--- WRITTEN TASK ---
Pick out each line below containing "this".

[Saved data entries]
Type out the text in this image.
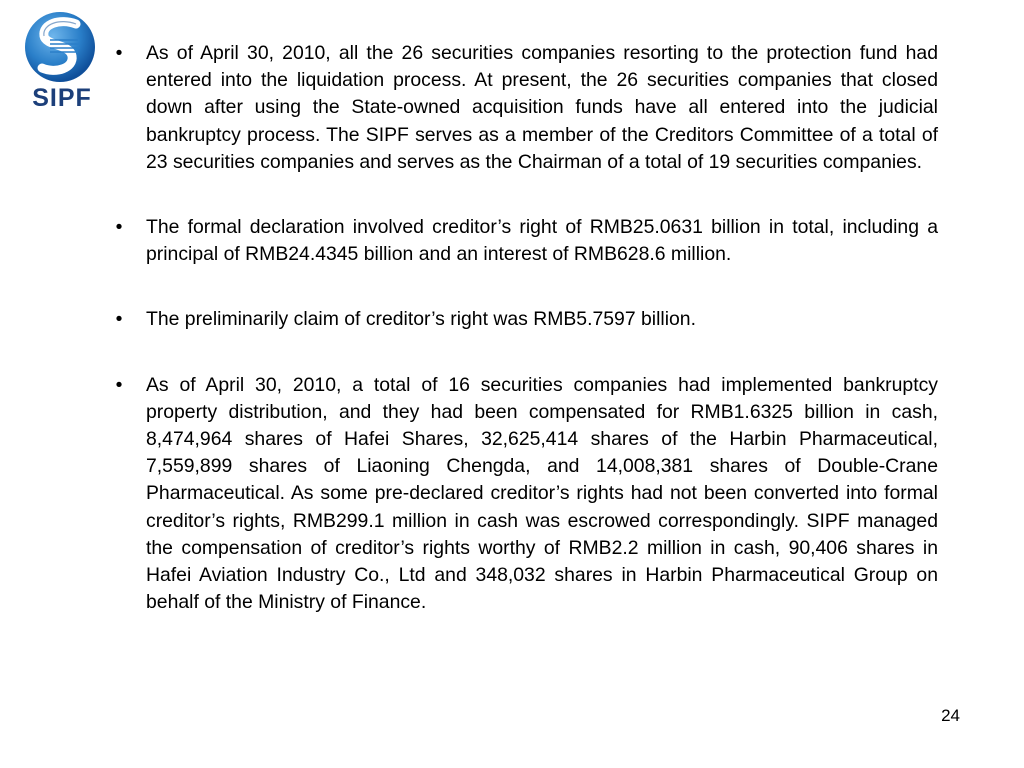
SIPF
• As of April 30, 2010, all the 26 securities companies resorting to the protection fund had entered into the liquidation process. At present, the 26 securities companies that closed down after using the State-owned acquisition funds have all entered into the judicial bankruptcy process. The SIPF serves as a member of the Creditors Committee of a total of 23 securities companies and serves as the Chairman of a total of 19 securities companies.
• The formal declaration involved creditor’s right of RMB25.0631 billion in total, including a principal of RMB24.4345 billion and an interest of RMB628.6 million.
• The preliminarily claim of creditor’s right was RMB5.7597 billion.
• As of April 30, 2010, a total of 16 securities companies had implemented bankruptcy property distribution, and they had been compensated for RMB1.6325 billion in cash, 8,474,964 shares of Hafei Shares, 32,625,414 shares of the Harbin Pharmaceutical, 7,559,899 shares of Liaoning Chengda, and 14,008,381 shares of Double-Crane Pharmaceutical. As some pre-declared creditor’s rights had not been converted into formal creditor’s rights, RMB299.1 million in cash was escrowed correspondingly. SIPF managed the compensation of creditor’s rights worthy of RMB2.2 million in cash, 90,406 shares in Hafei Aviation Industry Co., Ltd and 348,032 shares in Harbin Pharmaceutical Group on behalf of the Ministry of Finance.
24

...

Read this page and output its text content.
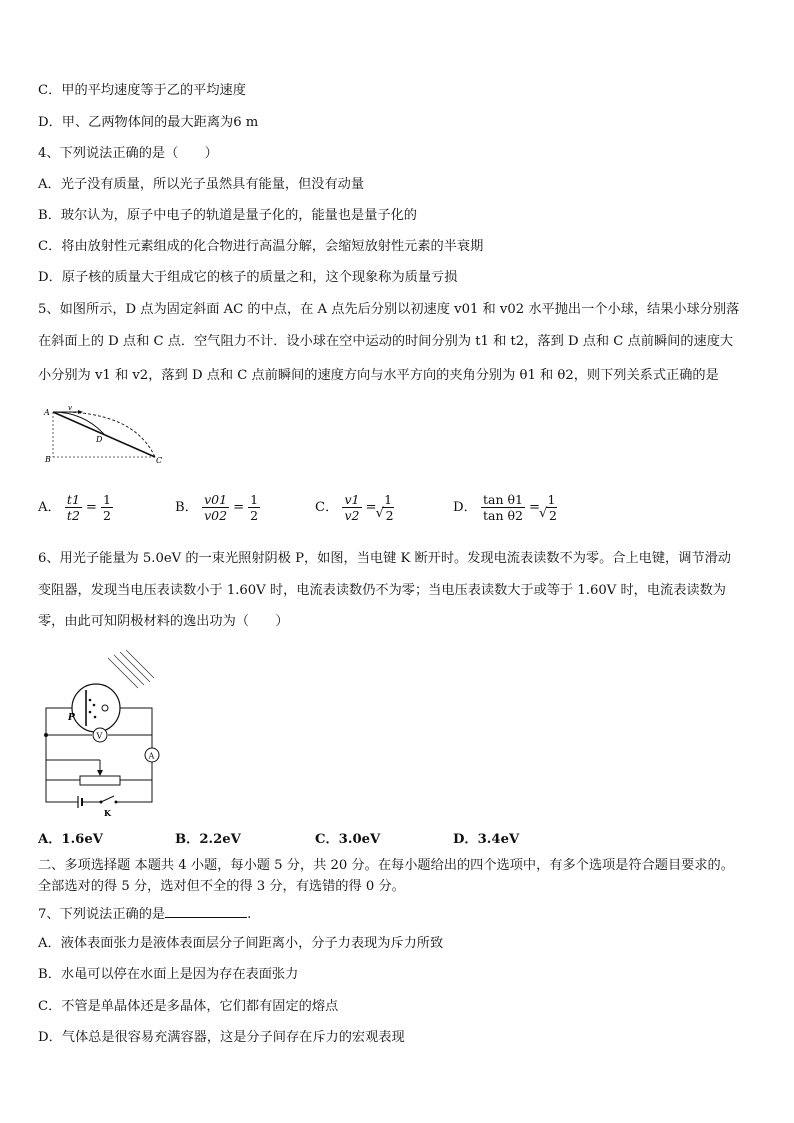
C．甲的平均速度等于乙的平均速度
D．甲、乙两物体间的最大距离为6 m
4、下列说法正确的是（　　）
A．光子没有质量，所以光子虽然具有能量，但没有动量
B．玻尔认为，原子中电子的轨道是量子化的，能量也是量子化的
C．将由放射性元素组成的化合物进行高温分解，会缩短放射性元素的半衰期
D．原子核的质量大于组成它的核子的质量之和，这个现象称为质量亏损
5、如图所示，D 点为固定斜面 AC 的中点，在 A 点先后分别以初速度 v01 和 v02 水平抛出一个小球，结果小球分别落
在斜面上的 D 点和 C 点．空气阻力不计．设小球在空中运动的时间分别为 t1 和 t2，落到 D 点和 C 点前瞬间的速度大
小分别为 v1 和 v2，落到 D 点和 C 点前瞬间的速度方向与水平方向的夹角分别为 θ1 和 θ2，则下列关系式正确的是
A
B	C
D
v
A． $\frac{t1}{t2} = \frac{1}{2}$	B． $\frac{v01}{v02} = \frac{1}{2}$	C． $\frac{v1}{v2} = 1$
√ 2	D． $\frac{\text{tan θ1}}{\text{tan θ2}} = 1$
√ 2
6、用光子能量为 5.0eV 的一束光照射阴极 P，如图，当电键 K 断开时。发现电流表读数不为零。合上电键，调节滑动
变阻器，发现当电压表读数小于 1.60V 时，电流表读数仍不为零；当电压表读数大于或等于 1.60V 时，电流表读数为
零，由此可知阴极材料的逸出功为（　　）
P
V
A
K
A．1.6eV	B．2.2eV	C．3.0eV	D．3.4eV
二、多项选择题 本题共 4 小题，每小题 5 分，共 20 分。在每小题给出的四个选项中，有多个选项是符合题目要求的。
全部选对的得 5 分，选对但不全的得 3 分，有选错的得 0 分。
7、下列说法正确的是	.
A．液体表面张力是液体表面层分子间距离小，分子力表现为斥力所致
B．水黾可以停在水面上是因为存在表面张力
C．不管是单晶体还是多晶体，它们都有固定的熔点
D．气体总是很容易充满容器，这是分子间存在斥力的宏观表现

--- THE SOLUTION ---
Type out the text in this image.
Read this page and output its text content.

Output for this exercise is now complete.